• _Given task_: How many lines in the records contain the string "start"? Reply with the number only.

• _Stored data_:

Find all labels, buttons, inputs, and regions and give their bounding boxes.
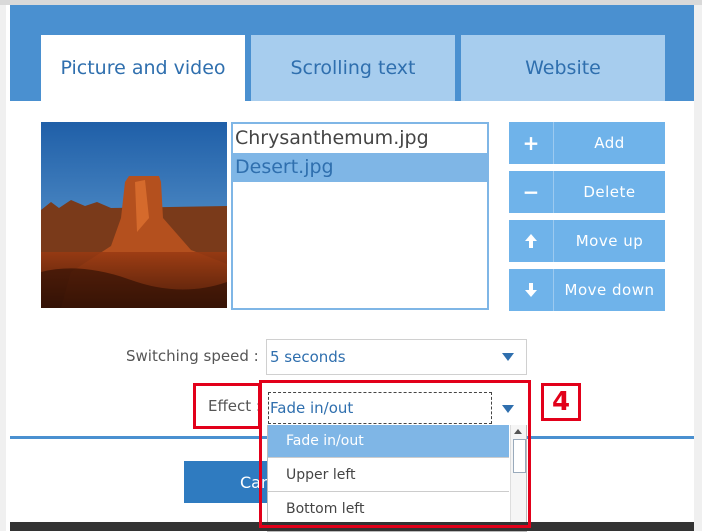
arrow-down-icon — [509, 269, 554, 311]
highlight-effect-label — [193, 383, 261, 429]
tab-scrolling-text[interactable]: Scrolling text — [251, 35, 455, 101]
dialog-left-edge — [0, 5, 6, 531]
tab-website[interactable]: Website — [461, 35, 665, 101]
tab-picture-and-video[interactable]: Picture and video — [41, 35, 245, 101]
delete-button[interactable]: − Delete — [509, 171, 665, 213]
step-number-badge: 4 — [541, 383, 581, 421]
minus-icon: − — [509, 171, 554, 213]
highlight-effect-dropdown — [259, 380, 531, 528]
move-down-button[interactable]: Move down — [509, 269, 665, 311]
list-item-selected[interactable]: Desert.jpg — [233, 153, 487, 182]
add-button[interactable]: + Add — [509, 122, 665, 164]
image-preview — [41, 122, 227, 308]
list-item[interactable]: Chrysanthemum.jpg — [233, 124, 487, 153]
switching-speed-select[interactable]: 5 seconds — [266, 339, 527, 375]
chevron-down-icon — [502, 353, 514, 361]
plus-icon: + — [509, 122, 554, 164]
arrow-up-icon — [509, 220, 554, 262]
switching-speed-label: Switching speed : — [126, 347, 259, 365]
move-up-button[interactable]: Move up — [509, 220, 665, 262]
dialog-right-edge — [694, 5, 702, 531]
file-list[interactable]: Chrysanthemum.jpg Desert.jpg — [231, 122, 489, 310]
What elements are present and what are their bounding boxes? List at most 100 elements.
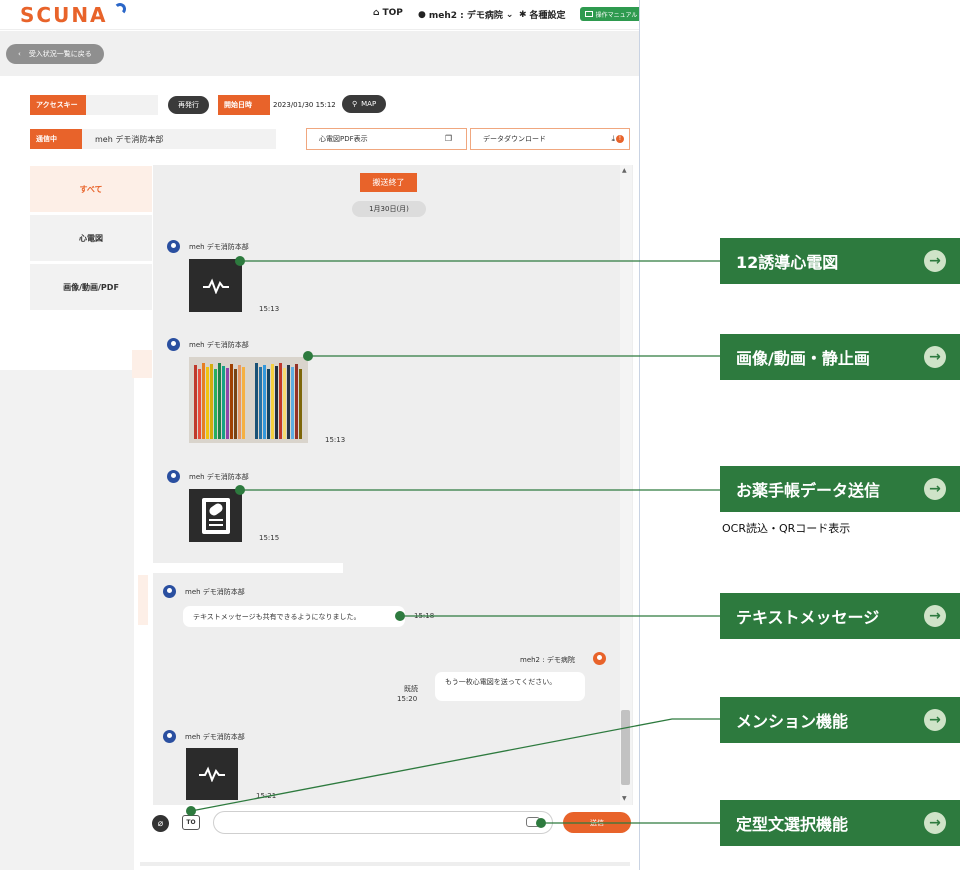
message-time: 15:21 xyxy=(256,792,277,800)
paperclip-icon[interactable]: ⌀ xyxy=(152,815,169,832)
filter-tab-media[interactable]: 画像/動画/PDF xyxy=(30,264,152,310)
message-sender: meh デモ消防本部 xyxy=(189,473,249,481)
access-key-label: アクセスキー xyxy=(30,95,86,115)
message-sender: meh デモ消防本部 xyxy=(189,341,249,349)
nav-user-menu[interactable]: ● meh2 : デモ病院 ⌄ xyxy=(418,8,514,22)
callout-label: テキストメッセージ xyxy=(736,608,880,627)
scroll-up-icon[interactable]: ▲ xyxy=(622,167,627,174)
message-sender: meh デモ消防本部 xyxy=(185,588,245,596)
message-time: 15:18 xyxy=(414,612,435,620)
callout-label: メンション機能 xyxy=(736,712,849,731)
send-button[interactable]: 送信 xyxy=(563,812,631,833)
chevron-down-icon: ⌄ xyxy=(505,9,514,20)
reissue-button[interactable]: 再発行 xyxy=(168,96,209,114)
left-decoration-2 xyxy=(138,575,148,625)
ecg-thumbnail[interactable] xyxy=(189,259,242,312)
message-input[interactable] xyxy=(213,811,553,834)
callout-subtext: OCR読込・QRコード表示 xyxy=(722,522,851,535)
template-select-icon[interactable] xyxy=(526,817,540,827)
callout-label: 12誘導心電図 xyxy=(736,253,839,272)
filter-tab-all[interactable]: すべて xyxy=(30,166,152,212)
callout-ecg: 12誘導心電図 → xyxy=(720,238,960,284)
callout-label: お薬手帳データ送信 xyxy=(736,481,881,500)
book-icon xyxy=(584,11,593,17)
ecg-pdf-button[interactable]: 心電図PDF表示 ❐ xyxy=(306,128,467,150)
colored-pencils-photo[interactable] xyxy=(189,357,308,443)
avatar xyxy=(167,338,180,351)
home-icon: ⌂ xyxy=(373,8,380,18)
copy-icon: ❐ xyxy=(444,134,452,143)
transport-end-button[interactable]: 搬送終了 xyxy=(360,173,417,192)
manual-button[interactable]: 操作マニュアル xyxy=(580,7,639,21)
date-chip: 1月30日(月) xyxy=(352,201,426,217)
download-icon: ⤓ xyxy=(611,134,615,143)
avatar xyxy=(167,240,180,253)
back-label: 受入状況一覧に戻る xyxy=(28,50,92,58)
read-status: 既読 xyxy=(404,685,418,693)
message-sender: meh2 : デモ病院 xyxy=(520,656,575,664)
nav-settings-link[interactable]: ✱ 各種設定 xyxy=(519,8,566,22)
back-button[interactable]: ‹ 受入状況一覧に戻る xyxy=(6,44,104,64)
start-datetime-value: 2023/01/30 15:12 xyxy=(273,101,336,109)
start-datetime-label: 開始日時 xyxy=(218,95,270,115)
medication-notebook-icon xyxy=(201,497,230,534)
message-time: 15:13 xyxy=(259,305,280,313)
scroll-thumb[interactable] xyxy=(621,710,630,785)
chat-scrollbar[interactable] xyxy=(620,165,632,805)
message-time: 15:20 xyxy=(397,695,418,703)
arrow-right-icon: → xyxy=(924,346,946,368)
avatar xyxy=(163,730,176,743)
data-download-button[interactable]: データダウンロード ⤓ ! xyxy=(470,128,630,150)
map-label: MAP xyxy=(361,100,377,108)
message-sender: meh デモ消防本部 xyxy=(189,243,249,251)
app-window: SCUNA ⌂ TOP ● meh2 : デモ病院 ⌄ ✱ 各種設定 操作マニュ… xyxy=(0,0,640,870)
logo-signal-icon xyxy=(114,3,126,15)
access-key-field xyxy=(86,95,158,115)
panel-gap xyxy=(153,563,343,573)
reissue-label: 再発行 xyxy=(178,101,199,109)
data-download-label: データダウンロード xyxy=(483,135,546,143)
arrow-right-icon: → xyxy=(924,605,946,627)
app-header: SCUNA ⌂ TOP ● meh2 : デモ病院 ⌄ ✱ 各種設定 操作マニュ… xyxy=(0,0,639,30)
manual-label: 操作マニュアル xyxy=(595,11,638,19)
filter-tab-ecg[interactable]: 心電図 xyxy=(30,215,152,261)
message-bubble: テキストメッセージも共有できるようになりました。 xyxy=(183,606,405,627)
ecg-thumbnail[interactable] xyxy=(186,748,238,800)
message-time: 15:15 xyxy=(259,534,280,542)
callout-text-message: テキストメッセージ → xyxy=(720,593,960,639)
ecg-pdf-label: 心電図PDF表示 xyxy=(319,135,368,143)
chevron-left-icon: ‹ xyxy=(18,50,21,58)
mention-to-button[interactable]: TO xyxy=(182,815,200,830)
scroll-down-icon[interactable]: ▼ xyxy=(622,795,627,802)
arrow-right-icon: → xyxy=(924,478,946,500)
status-badge: 通信中 xyxy=(30,129,82,149)
user-icon: ● xyxy=(418,9,426,20)
callout-label: 定型文選択機能 xyxy=(736,815,849,834)
map-button[interactable]: ⚲ MAP xyxy=(342,95,387,113)
nav-top-link[interactable]: ⌂ TOP xyxy=(373,8,403,18)
callout-media: 画像/動画・静止画 → xyxy=(720,334,960,380)
arrow-right-icon: → xyxy=(924,709,946,731)
message-time: 15:13 xyxy=(325,436,346,444)
gear-icon: ✱ xyxy=(519,9,527,20)
callout-label: 画像/動画・静止画 xyxy=(736,349,870,368)
nav-settings-label: 各種設定 xyxy=(529,11,566,21)
top-bar: ‹ 受入状況一覧に戻る xyxy=(0,31,639,76)
arrow-right-icon: → xyxy=(924,250,946,272)
avatar-hospital xyxy=(593,652,606,665)
message-sender: meh デモ消防本部 xyxy=(185,733,245,741)
left-decoration xyxy=(132,350,152,378)
scuna-logo[interactable]: SCUNA xyxy=(20,3,108,27)
ecg-wave-icon xyxy=(202,277,229,294)
avatar xyxy=(163,585,176,598)
avatar xyxy=(167,470,180,483)
nav-top-label: TOP xyxy=(382,8,403,18)
medication-notebook-thumbnail[interactable] xyxy=(189,489,242,542)
sender-name: meh デモ消防本部 xyxy=(95,135,164,144)
bottom-divider xyxy=(140,862,630,866)
message-bubble: もう一枚心電図を送ってください。 xyxy=(435,672,585,701)
ecg-wave-icon xyxy=(199,766,225,782)
nav-user-label: meh2 : デモ病院 xyxy=(428,11,503,21)
arrow-right-icon: → xyxy=(924,812,946,834)
left-background xyxy=(0,370,134,870)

• _Full solution_: 2